**GOAL OF THE EXERCISE**
Where a line in the listing below contains the word "CORSAIR", copy that line.

**INPUT ROWS**
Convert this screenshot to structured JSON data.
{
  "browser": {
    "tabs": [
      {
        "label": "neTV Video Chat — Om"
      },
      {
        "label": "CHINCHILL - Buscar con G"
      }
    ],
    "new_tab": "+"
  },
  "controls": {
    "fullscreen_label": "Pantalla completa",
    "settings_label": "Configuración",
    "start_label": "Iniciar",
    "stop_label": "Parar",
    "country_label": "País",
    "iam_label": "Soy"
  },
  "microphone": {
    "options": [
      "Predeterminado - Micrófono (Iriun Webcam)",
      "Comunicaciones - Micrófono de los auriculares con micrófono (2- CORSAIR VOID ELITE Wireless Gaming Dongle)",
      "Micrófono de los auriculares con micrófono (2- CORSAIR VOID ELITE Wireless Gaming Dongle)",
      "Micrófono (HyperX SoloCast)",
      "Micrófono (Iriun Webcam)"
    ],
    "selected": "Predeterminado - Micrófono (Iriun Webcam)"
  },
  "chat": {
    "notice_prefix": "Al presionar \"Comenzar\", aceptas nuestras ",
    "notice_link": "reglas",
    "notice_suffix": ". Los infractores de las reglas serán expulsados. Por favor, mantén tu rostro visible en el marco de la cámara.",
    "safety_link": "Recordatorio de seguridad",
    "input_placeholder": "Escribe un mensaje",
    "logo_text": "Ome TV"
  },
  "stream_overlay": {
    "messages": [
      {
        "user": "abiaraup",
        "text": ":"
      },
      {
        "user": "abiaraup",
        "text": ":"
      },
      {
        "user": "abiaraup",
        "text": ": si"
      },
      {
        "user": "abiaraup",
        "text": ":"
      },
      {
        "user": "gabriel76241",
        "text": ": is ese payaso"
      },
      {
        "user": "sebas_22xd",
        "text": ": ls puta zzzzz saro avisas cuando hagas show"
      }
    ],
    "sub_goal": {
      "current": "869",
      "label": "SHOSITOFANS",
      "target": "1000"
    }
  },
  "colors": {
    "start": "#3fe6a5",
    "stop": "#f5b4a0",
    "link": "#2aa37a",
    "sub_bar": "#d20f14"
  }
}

**OUTPUT OF THE EXERCISE**
      "Comunicaciones - Micrófono de los auriculares con micrófono (2- CORSAIR VOID ELITE Wireless Gaming Dongle)",
      "Micrófono de los auriculares con micrófono (2- CORSAIR VOID ELITE Wireless Gaming Dongle)",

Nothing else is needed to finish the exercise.